STATED PROBLEM :: Reading down the listing below, count the lines where the word "terms" shows up, then give only that count.

Dataset records ::

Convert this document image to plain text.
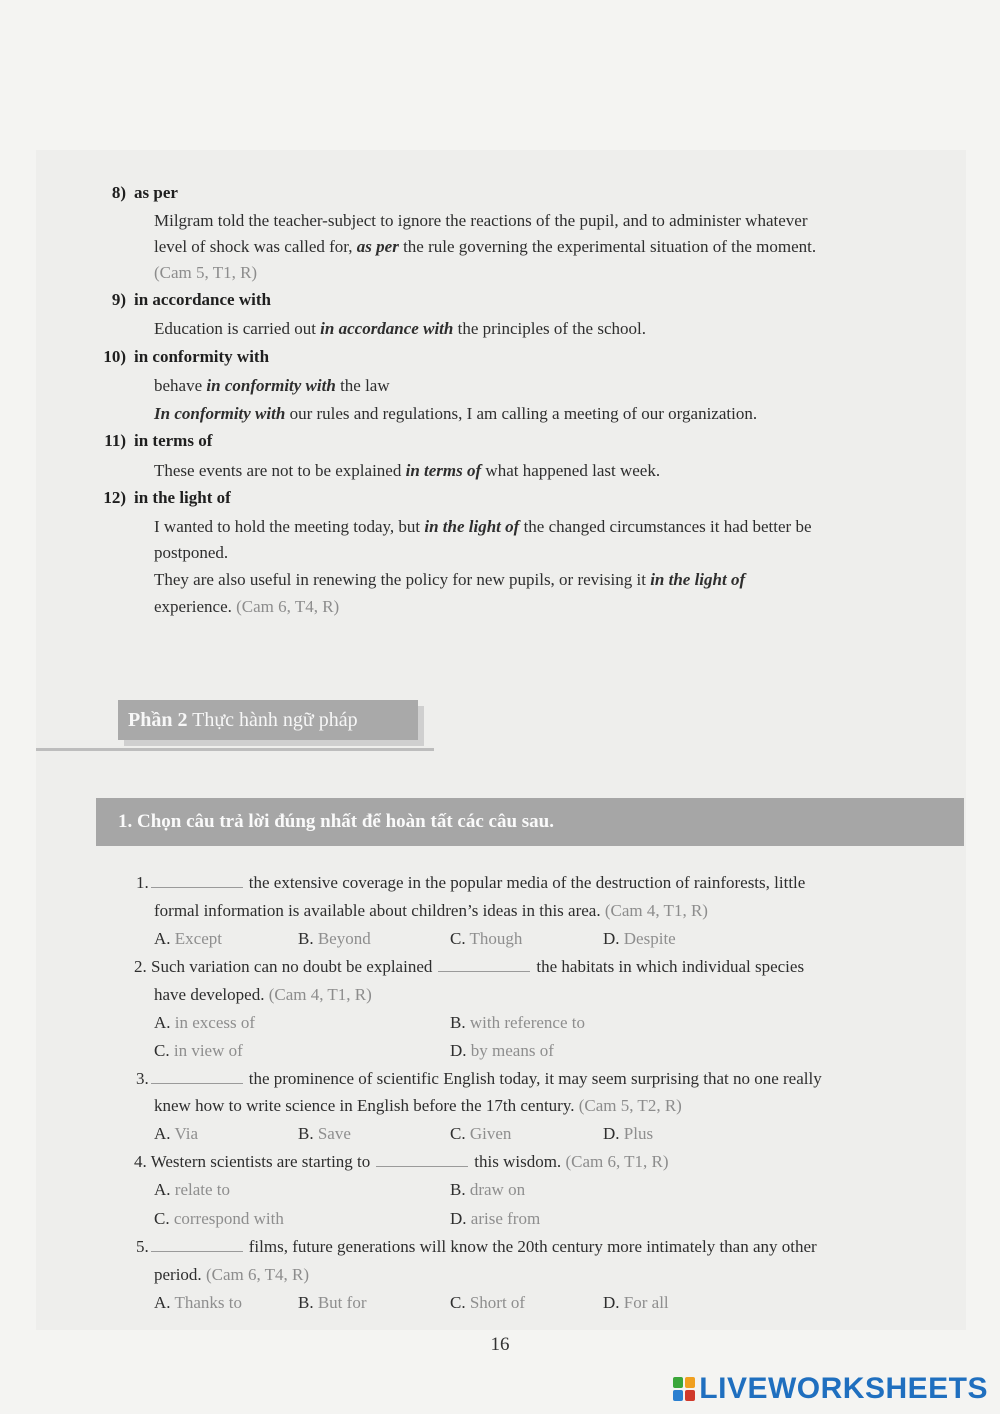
8) as per
Milgram told the teacher-subject to ignore the reactions of the pupil, and to administer whatever
level of shock was called for, as per the rule governing the experimental situation of the moment.
(Cam 5, T1, R)
9) in accordance with
Education is carried out in accordance with the principles of the school.
10) in conformity with
behave in conformity with the law
In conformity with our rules and regulations, I am calling a meeting of our organization.
11) in terms of
These events are not to be explained in terms of what happened last week.
12) in the light of
I wanted to hold the meeting today, but in the light of the changed circumstances it had better be
postponed.
They are also useful in renewing the policy for new pupils, or revising it in the light of
experience. (Cam 6, T4, R)
Phần 2 Thực hành ngữ pháp
1. Chọn câu trả lời đúng nhất để hoàn tất các câu sau.
1.	the extensive coverage in the popular media of the destruction of rainforests, little
formal information is available about children’s ideas in this area. (Cam 4, T1, R)
A. Except	B. Beyond	C. Though	D. Despite
2. Such variation can no doubt be explained	the habitats in which individual species
have developed. (Cam 4, T1, R)
A. in excess of	B. with reference to
C. in view of	D. by means of
3.	the prominence of scientific English today, it may seem surprising that no one really
knew how to write science in English before the 17th century. (Cam 5, T2, R)
A. Via	B. Save	C. Given	D. Plus
4. Western scientists are starting to	this wisdom. (Cam 6, T1, R)
A. relate to	B. draw on
C. correspond with	D. arise from
5.	films, future generations will know the 20th century more intimately than any other
period. (Cam 6, T4, R)
A. Thanks to	B. But for	C. Short of	D. For all
16
LIVEWORKSHEETS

RESULT :: 2